■ Required task ■
Extract all data as written.

··· Data extract ···

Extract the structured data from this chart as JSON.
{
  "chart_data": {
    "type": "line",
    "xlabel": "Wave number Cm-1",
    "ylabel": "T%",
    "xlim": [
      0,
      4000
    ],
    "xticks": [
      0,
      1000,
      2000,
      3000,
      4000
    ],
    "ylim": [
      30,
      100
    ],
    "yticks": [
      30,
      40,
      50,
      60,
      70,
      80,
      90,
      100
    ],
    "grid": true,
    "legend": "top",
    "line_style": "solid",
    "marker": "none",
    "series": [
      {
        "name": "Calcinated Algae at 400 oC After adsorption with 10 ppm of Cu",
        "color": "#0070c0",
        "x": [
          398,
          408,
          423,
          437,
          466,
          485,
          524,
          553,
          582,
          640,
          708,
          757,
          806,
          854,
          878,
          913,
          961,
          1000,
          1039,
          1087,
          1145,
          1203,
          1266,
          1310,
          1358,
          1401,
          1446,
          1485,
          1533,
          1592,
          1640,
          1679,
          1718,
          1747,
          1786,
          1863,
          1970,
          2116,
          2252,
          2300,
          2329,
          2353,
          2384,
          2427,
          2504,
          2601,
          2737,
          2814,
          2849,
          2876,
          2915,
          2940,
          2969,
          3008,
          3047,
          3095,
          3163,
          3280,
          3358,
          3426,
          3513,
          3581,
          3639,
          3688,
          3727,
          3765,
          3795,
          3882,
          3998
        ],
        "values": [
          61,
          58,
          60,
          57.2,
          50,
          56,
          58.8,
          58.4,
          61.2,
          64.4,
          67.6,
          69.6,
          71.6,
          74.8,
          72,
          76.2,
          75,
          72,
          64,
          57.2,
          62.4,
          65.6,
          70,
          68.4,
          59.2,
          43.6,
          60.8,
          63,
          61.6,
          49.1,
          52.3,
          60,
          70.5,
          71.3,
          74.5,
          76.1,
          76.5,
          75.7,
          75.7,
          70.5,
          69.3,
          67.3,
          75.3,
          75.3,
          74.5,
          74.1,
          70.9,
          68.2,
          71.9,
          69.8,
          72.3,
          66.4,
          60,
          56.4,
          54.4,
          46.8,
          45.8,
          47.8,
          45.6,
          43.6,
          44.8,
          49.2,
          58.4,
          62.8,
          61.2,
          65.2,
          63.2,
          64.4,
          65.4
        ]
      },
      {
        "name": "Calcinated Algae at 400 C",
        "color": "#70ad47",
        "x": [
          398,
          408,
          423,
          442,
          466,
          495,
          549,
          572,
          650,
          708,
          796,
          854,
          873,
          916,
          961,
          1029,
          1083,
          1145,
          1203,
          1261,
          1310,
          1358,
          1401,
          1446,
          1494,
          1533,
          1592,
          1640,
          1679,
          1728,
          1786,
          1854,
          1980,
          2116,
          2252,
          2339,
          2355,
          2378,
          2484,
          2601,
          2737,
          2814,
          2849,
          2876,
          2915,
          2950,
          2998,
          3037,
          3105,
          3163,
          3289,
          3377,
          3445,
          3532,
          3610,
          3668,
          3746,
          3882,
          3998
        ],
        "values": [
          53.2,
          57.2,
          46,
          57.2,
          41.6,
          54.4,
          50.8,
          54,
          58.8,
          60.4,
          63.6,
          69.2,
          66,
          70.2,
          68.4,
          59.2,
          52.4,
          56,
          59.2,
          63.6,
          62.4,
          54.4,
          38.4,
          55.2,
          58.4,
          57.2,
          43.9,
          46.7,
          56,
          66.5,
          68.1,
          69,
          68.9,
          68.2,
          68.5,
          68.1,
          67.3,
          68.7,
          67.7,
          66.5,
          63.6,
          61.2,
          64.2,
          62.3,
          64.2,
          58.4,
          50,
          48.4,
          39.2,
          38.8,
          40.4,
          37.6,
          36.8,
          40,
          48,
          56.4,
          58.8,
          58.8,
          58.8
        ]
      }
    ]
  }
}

···

■ Output below ■
Extract the structured data from this chart as JSON.
{
  "chart_data": {
    "type": "line",
    "xlabel": "Wave number Cm-1",
    "ylabel": "T%",
    "xlim": [
      0,
      4000
    ],
    "xticks": [
      0,
      1000,
      2000,
      3000,
      4000
    ],
    "ylim": [
      30,
      100
    ],
    "yticks": [
      30,
      40,
      50,
      60,
      70,
      80,
      90,
      100
    ],
    "grid": true,
    "legend": "top",
    "line_style": "solid",
    "marker": "none",
    "series": [
      {
        "name": "Calcinated Algae at 400 oC After adsorption with 10 ppm of Cu",
        "color": "#0070c0",
        "x": [
          398,
          408,
          423,
          437,
          466,
          485,
          524,
          553,
          582,
          640,
          708,
          757,
          806,
          854,
          878,
          913,
          961,
          1000,
          1039,
          1087,
          1145,
          1203,
          1266,
          1310,
          1358,
          1401,
          1446,
          1485,
          1533,
          1592,
          1640,
          1679,
          1718,
          1747,
          1786,
          1863,
          1970,
          2116,
          2252,
          2300,
          2329,
          2353,
          2384,
          2427,
          2504,
          2601,
          2737,
          2814,
          2849,
          2876,
          2915,
          2940,
          2969,
          3008,
          3047,
          3095,
          3163,
          3280,
          3358,
          3426,
          3513,
          3581,
          3639,
          3688,
          3727,
          3765,
          3795,
          3882,
          3998
        ],
        "values": [
          61,
          58,
          60,
          57.2,
          50,
          56,
          58.8,
          58.4,
          61.2,
          64.4,
          67.6,
          69.6,
          71.6,
          74.8,
          72,
          76.2,
          75,
          72,
          64,
          57.2,
          62.4,
          65.6,
          70,
          68.4,
          59.2,
          43.6,
          60.8,
          63,
          61.6,
          49.1,
          52.3,
          60,
          70.5,
          71.3,
          74.5,
          76.1,
          76.5,
          75.7,
          75.7,
          70.5,
          69.3,
          67.3,
          75.3,
          75.3,
          74.5,
          74.1,
          70.9,
          68.2,
          71.9,
          69.8,
          72.3,
          66.4,
          60,
          56.4,
          54.4,
          46.8,
          45.8,
          47.8,
          45.6,
          43.6,
          44.8,
          49.2,
          58.4,
          62.8,
          61.2,
          65.2,
          63.2,
          64.4,
          65.4
        ]
      },
      {
        "name": "Calcinated Algae at 400 C",
        "color": "#70ad47",
        "x": [
          398,
          408,
          423,
          442,
          466,
          495,
          549,
          572,
          650,
          708,
          796,
          854,
          873,
          916,
          961,
          1029,
          1083,
          1145,
          1203,
          1261,
          1310,
          1358,
          1401,
          1446,
          1494,
          1533,
          1592,
          1640,
          1679,
          1728,
          1786,
          1854,
          1980,
          2116,
          2252,
          2339,
          2355,
          2378,
          2484,
          2601,
          2737,
          2814,
          2849,
          2876,
          2915,
          2950,
          2998,
          3037,
          3105,
          3163,
          3289,
          3377,
          3445,
          3532,
          3610,
          3668,
          3746,
          3882,
          3998
        ],
        "values": [
          53.2,
          57.2,
          46,
          57.2,
          41.6,
          54.4,
          50.8,
          54,
          58.8,
          60.4,
          63.6,
          69.2,
          66,
          70.2,
          68.4,
          59.2,
          52.4,
          56,
          59.2,
          63.6,
          62.4,
          54.4,
          38.4,
          55.2,
          58.4,
          57.2,
          43.9,
          46.7,
          56,
          66.5,
          68.1,
          69,
          68.9,
          68.2,
          68.5,
          68.1,
          67.3,
          68.7,
          67.7,
          66.5,
          63.6,
          61.2,
          64.2,
          62.3,
          64.2,
          58.4,
          50,
          48.4,
          39.2,
          38.8,
          40.4,
          37.6,
          36.8,
          40,
          48,
          56.4,
          58.8,
          58.8,
          58.8
        ]
      }
    ]
  }
}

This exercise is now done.